▶ TASK STATEMENT:
Seek out every line containing the word "Saturation", and copy each.

-- START RECORD LIST --

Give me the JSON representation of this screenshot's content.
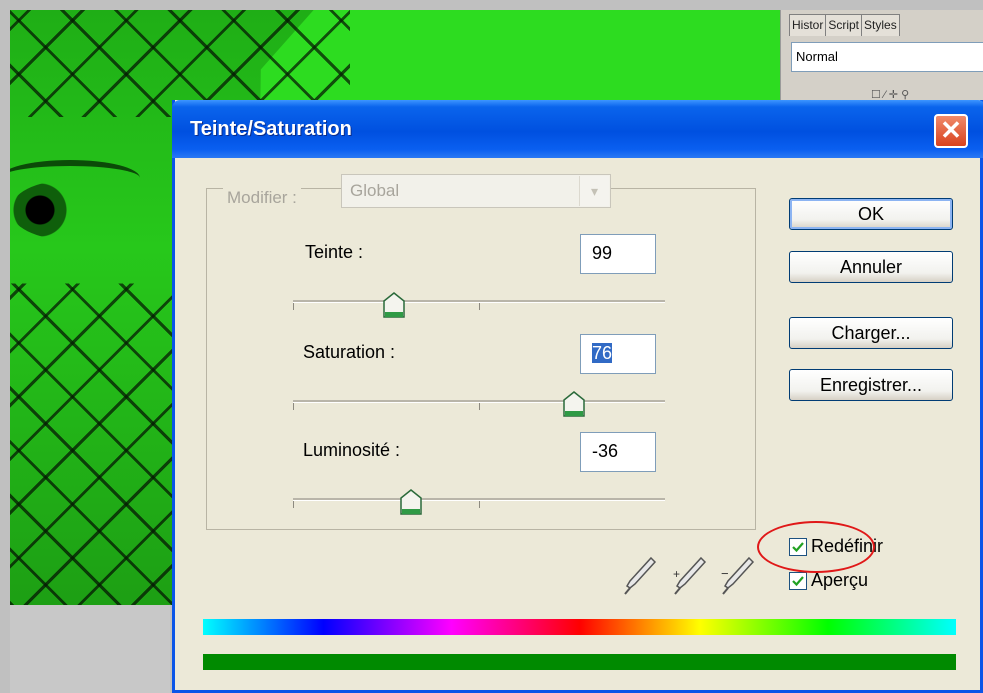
{
  "side_panel": {
    "tabs": [
      "Histor",
      "Script",
      "Styles"
    ],
    "blend_mode": "Normal"
  },
  "dialog": {
    "title": "Teinte/Saturation",
    "close_glyph": "✕",
    "modifier": {
      "label": "Modifier :",
      "value": "Global"
    },
    "sliders": [
      {
        "label": "Teinte :",
        "value": "99",
        "level": 0.27
      },
      {
        "label": "Saturation :",
        "value": "76",
        "level": 0.76
      },
      {
        "label": "Luminosité :",
        "value": "-36",
        "level": 0.32
      }
    ],
    "buttons": {
      "ok": "OK",
      "cancel": "Annuler",
      "load": "Charger...",
      "save": "Enregistrer..."
    },
    "checkboxes": {
      "colorize": {
        "label": "Redéfinir",
        "checked": true
      },
      "preview": {
        "label": "Aperçu",
        "checked": true
      }
    },
    "colors": {
      "title_bar": "#0050e0",
      "annotation": "#e01818",
      "result_bar": "#008a00"
    }
  }
}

-- END RECORD LIST --

▶ THE RESPONSE:
    "title": "Teinte/Saturation",
        "label": "Saturation :",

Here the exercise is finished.